**WHAT TO PRODUCE:**
Search the data for the string "true" and gather each line it is in.

++++

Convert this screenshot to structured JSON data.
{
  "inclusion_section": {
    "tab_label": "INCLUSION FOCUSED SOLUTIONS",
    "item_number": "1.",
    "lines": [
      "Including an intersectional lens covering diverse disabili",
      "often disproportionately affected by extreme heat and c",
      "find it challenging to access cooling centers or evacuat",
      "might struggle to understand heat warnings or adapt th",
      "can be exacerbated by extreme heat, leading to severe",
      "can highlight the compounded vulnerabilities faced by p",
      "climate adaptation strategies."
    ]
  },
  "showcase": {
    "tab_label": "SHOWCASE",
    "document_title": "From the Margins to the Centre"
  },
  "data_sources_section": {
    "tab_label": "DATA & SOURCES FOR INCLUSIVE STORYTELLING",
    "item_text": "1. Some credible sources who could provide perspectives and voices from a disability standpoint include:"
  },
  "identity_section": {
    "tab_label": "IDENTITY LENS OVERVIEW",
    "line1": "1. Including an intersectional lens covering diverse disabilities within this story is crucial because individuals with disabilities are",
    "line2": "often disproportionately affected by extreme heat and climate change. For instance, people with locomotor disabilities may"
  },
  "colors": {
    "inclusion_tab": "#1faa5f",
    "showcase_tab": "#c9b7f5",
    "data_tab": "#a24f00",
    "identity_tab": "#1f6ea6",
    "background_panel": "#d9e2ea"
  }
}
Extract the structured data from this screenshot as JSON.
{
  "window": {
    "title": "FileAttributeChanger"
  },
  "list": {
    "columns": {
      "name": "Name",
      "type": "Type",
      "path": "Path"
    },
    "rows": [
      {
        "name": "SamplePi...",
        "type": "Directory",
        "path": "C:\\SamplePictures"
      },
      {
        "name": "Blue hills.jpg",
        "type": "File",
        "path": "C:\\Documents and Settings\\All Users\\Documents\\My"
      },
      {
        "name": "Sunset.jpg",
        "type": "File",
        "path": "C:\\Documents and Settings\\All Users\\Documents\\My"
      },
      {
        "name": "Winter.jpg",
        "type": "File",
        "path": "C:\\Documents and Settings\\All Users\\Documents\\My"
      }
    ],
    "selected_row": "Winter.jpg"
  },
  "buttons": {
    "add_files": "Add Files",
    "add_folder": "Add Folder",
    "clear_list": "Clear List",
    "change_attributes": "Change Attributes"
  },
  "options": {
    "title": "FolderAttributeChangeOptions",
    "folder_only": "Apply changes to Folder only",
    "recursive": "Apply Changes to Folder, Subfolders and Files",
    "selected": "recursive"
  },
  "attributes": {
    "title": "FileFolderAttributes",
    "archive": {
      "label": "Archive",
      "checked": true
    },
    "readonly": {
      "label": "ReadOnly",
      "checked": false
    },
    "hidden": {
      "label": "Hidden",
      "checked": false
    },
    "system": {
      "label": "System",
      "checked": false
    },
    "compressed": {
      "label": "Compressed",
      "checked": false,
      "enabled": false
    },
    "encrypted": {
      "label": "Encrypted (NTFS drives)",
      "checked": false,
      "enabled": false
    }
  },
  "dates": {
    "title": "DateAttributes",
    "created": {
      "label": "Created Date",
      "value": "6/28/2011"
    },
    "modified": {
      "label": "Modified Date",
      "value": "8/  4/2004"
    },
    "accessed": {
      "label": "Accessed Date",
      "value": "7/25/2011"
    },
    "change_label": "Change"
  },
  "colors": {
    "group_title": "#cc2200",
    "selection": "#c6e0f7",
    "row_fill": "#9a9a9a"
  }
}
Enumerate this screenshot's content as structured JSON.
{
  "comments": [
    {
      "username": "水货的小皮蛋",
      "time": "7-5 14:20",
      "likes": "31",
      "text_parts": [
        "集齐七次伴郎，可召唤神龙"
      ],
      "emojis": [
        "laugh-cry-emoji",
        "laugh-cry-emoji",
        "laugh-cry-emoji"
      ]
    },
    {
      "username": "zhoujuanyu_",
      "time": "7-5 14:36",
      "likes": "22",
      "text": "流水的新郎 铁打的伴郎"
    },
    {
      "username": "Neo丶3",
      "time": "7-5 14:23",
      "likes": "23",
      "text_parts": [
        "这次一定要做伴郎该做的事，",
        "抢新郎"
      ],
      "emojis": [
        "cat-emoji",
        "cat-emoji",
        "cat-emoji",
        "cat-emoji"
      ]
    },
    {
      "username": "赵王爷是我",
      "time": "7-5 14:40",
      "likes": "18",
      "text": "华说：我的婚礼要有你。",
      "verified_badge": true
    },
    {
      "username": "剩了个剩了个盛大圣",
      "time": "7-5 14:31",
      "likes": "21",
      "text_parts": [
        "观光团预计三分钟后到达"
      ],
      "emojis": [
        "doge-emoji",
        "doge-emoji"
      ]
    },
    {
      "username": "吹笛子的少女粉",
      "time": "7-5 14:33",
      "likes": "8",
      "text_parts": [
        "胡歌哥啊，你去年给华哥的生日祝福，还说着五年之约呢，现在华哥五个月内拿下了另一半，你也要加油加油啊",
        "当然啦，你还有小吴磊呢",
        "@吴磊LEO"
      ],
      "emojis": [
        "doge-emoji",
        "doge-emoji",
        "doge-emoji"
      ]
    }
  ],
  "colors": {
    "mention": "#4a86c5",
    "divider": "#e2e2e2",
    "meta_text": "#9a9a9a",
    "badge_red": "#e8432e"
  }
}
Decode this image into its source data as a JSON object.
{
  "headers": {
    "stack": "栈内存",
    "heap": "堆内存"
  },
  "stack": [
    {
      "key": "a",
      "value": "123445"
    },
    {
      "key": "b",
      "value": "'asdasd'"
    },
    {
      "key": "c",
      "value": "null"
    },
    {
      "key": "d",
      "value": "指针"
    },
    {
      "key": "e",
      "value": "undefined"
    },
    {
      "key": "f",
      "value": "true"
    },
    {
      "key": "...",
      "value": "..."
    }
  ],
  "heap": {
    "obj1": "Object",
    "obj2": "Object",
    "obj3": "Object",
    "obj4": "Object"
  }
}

++++

**ANSWER TO THE EXERCISE:**
      "checked": true
      "verified_badge": true
      "value": "true"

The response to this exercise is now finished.